EXERCISE DESCRIPTION =>
Below are records. Copy every line with "motion" in it.

INFORMATION GIVEN =>
════════════════

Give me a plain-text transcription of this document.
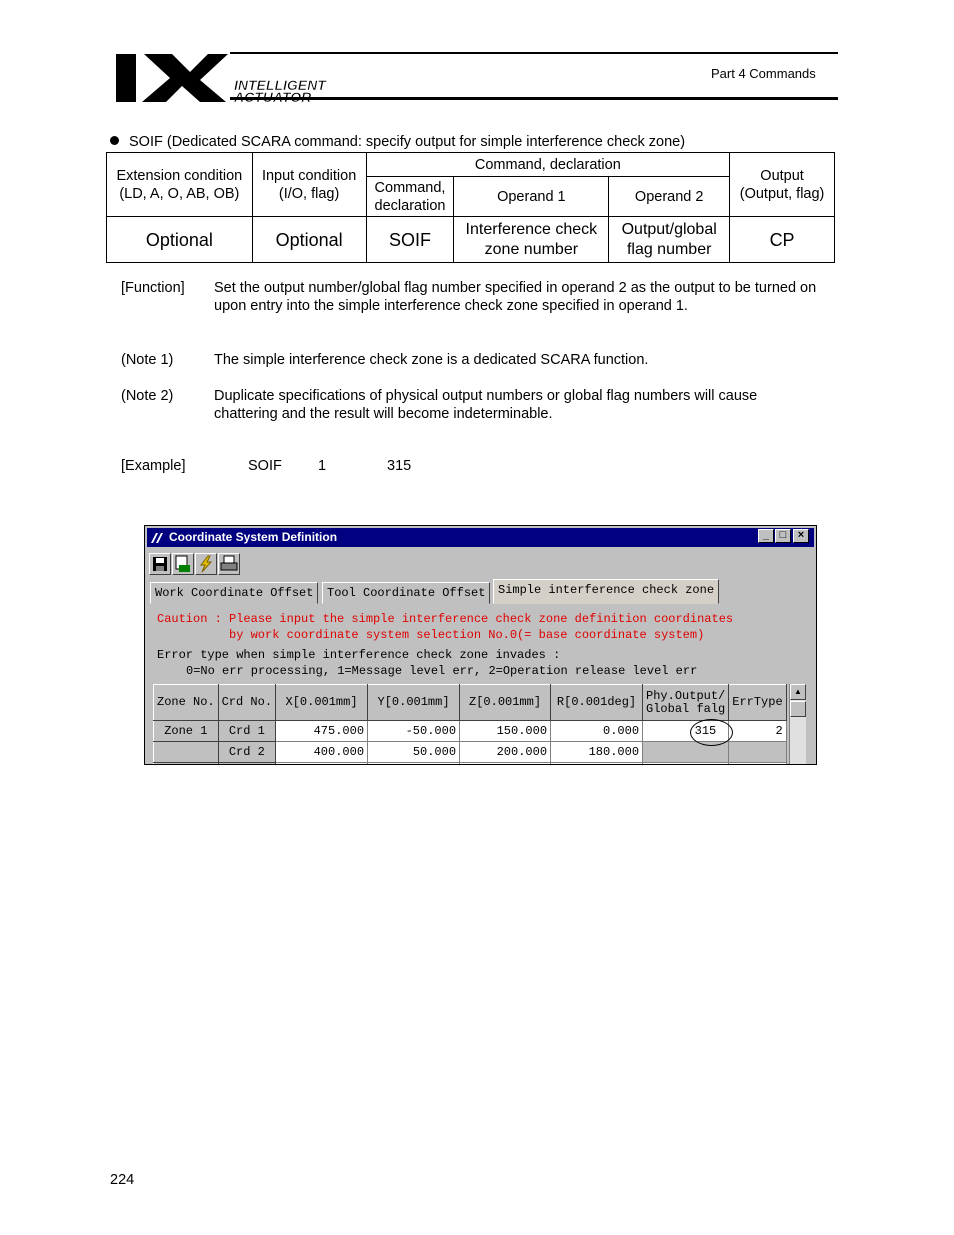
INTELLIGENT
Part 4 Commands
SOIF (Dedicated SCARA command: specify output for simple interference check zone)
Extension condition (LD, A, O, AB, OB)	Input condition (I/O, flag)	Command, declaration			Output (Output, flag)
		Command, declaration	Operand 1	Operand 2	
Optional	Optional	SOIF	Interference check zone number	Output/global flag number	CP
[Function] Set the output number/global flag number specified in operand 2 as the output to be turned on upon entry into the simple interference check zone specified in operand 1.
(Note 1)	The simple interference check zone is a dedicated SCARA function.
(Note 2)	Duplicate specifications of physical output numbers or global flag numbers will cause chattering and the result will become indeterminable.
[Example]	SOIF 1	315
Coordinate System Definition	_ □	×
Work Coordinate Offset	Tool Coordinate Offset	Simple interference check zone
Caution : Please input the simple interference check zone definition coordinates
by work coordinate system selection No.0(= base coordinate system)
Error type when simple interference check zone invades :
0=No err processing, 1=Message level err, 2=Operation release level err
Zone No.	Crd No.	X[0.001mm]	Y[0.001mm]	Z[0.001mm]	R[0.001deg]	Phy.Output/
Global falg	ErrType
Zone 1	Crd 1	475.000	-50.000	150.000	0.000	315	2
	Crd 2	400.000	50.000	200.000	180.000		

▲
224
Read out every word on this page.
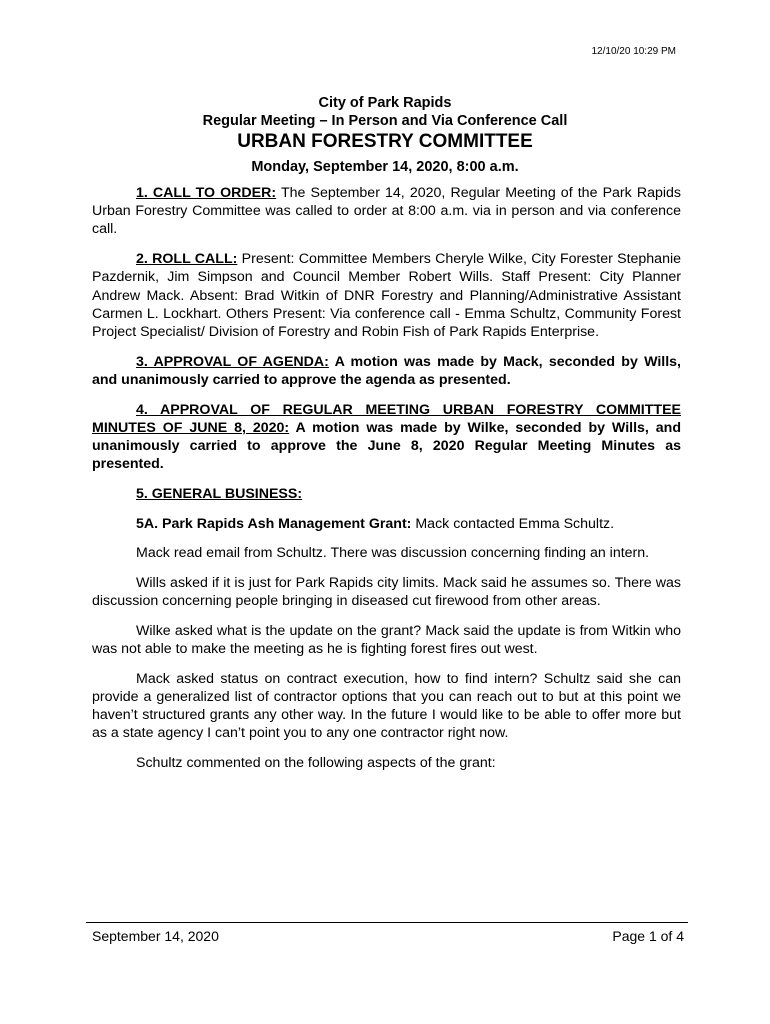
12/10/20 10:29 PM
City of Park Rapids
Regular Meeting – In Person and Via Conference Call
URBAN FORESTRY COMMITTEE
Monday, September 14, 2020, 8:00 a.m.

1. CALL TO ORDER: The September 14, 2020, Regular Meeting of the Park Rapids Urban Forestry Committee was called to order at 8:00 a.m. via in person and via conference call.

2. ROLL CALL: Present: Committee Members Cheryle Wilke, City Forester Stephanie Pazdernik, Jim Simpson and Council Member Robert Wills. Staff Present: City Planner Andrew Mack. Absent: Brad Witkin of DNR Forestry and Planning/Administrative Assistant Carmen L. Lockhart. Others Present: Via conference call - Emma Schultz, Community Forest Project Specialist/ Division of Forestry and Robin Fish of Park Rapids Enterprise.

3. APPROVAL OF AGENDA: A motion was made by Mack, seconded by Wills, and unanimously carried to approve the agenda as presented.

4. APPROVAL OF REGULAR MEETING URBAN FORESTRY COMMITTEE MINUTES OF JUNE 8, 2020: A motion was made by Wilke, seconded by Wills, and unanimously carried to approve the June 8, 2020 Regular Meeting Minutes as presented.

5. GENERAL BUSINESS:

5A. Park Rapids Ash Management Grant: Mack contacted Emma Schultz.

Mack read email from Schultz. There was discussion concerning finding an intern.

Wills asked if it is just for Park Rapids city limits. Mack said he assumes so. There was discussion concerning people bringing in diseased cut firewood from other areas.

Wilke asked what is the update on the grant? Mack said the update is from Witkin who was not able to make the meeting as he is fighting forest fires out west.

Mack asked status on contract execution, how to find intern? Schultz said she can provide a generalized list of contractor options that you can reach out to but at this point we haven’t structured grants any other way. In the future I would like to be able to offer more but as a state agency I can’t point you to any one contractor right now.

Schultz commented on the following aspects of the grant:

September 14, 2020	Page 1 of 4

════════════════

OUTPUT FOR THIS EXERCISE =>
3. APPROVAL OF AGENDA: A motion was made by Mack, seconded by Wills, and unanimously carried to approve the agenda as presented.
4. APPROVAL OF REGULAR MEETING URBAN FORESTRY COMMITTEE MINUTES OF JUNE 8, 2020: A motion was made by Wilke, seconded by Wills, and unanimously carried to approve the June 8, 2020 Regular Meeting Minutes as presented.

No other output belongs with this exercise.